— BEGIN Record extracts —
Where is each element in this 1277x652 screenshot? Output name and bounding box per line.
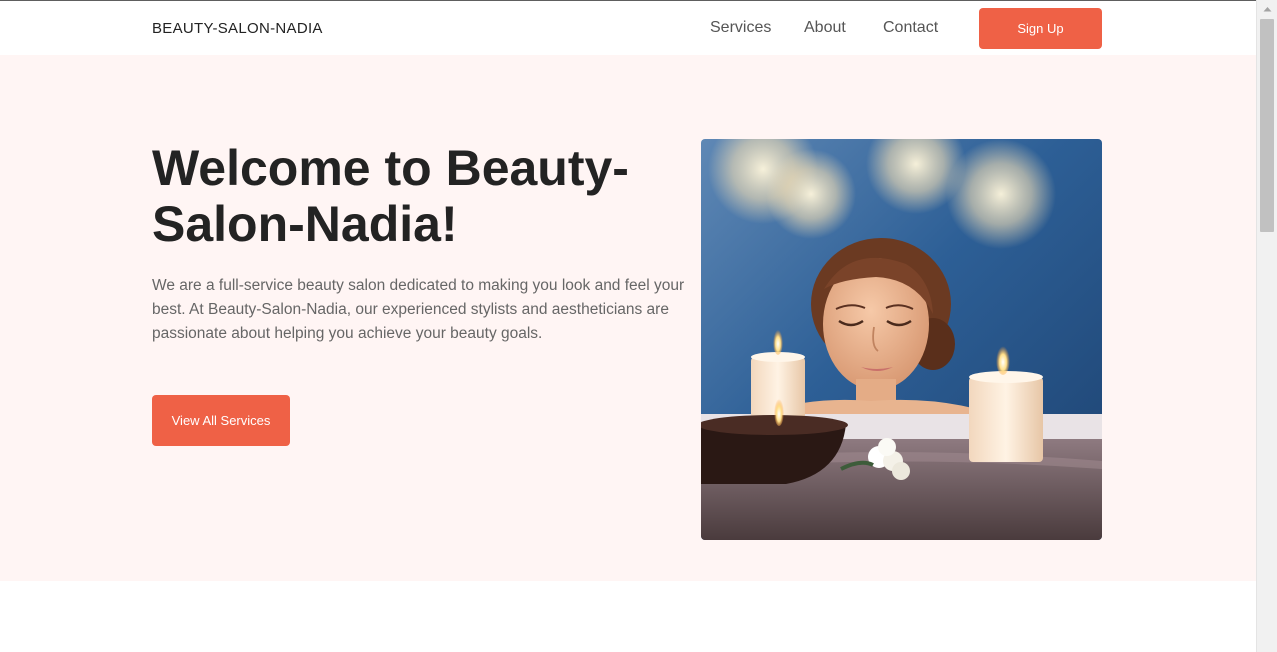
hero-title: Welcome to Beauty-Salon-Nadia!: [152, 140, 629, 252]
chevron-up-icon[interactable]: [1257, 0, 1277, 18]
view-all-services-button[interactable]: View All Services: [152, 395, 290, 446]
hero-section: Welcome to Beauty-Salon-Nadia! We are a …: [0, 55, 1256, 581]
vertical-scrollbar[interactable]: [1256, 0, 1277, 652]
nav-link-services[interactable]: Services: [710, 19, 771, 37]
page-viewport: BEAUTY-SALON-NADIA Services About Contac…: [0, 0, 1256, 652]
brand-logo-text[interactable]: BEAUTY-SALON-NADIA: [152, 20, 323, 37]
signup-button[interactable]: Sign Up: [979, 8, 1102, 49]
site-header: BEAUTY-SALON-NADIA Services About Contac…: [0, 1, 1256, 55]
nav-link-contact[interactable]: Contact: [883, 19, 938, 37]
scrollbar-thumb[interactable]: [1260, 19, 1274, 232]
hero-spa-image: [701, 139, 1102, 540]
hero-description: We are a full-service beauty salon dedic…: [152, 277, 685, 342]
spa-woman-candles-illustration: [701, 139, 1102, 540]
nav-link-about[interactable]: About: [804, 19, 846, 37]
— END Record extracts —
**Given problem**
Rewrite every line of the data above as a numbered list, skipping any blank lines and leaving out the picture.

**Written reply**
1. Where is each element in this 1277x652 screenshot? Output name and bounding box per line.
2. hero-title: Welcome to Beauty-Salon-Nadia!: [152, 140, 629, 252]
3. chevron-up-icon[interactable]: [1257, 0, 1277, 18]
4. view-all-services-button[interactable]: View All Services: [152, 395, 290, 446]
5. hero-section: Welcome to Beauty-Salon-Nadia! We are a …: [0, 55, 1256, 581]
6. vertical-scrollbar[interactable]: [1256, 0, 1277, 652]
7. nav-link-services[interactable]: Services: [710, 19, 771, 37]
8. page-viewport: BEAUTY-SALON-NADIA Services About Contac…: [0, 0, 1256, 652]
9. brand-logo-text[interactable]: BEAUTY-SALON-NADIA: [152, 20, 323, 37]
10. signup-button[interactable]: Sign Up: [979, 8, 1102, 49]
11. site-header: BEAUTY-SALON-NADIA Services About Contac…: [0, 1, 1256, 55]
12. nav-link-contact[interactable]: Contact: [883, 19, 938, 37]
13. scrollbar-thumb[interactable]: [1260, 19, 1274, 232]
14. hero-spa-image: [701, 139, 1102, 540]
15. hero-description: We are a full-service beauty salon dedic…: [152, 277, 685, 342]
16. spa-woman-candles-illustration: [701, 139, 1102, 540]
17. nav-link-about[interactable]: About: [804, 19, 846, 37]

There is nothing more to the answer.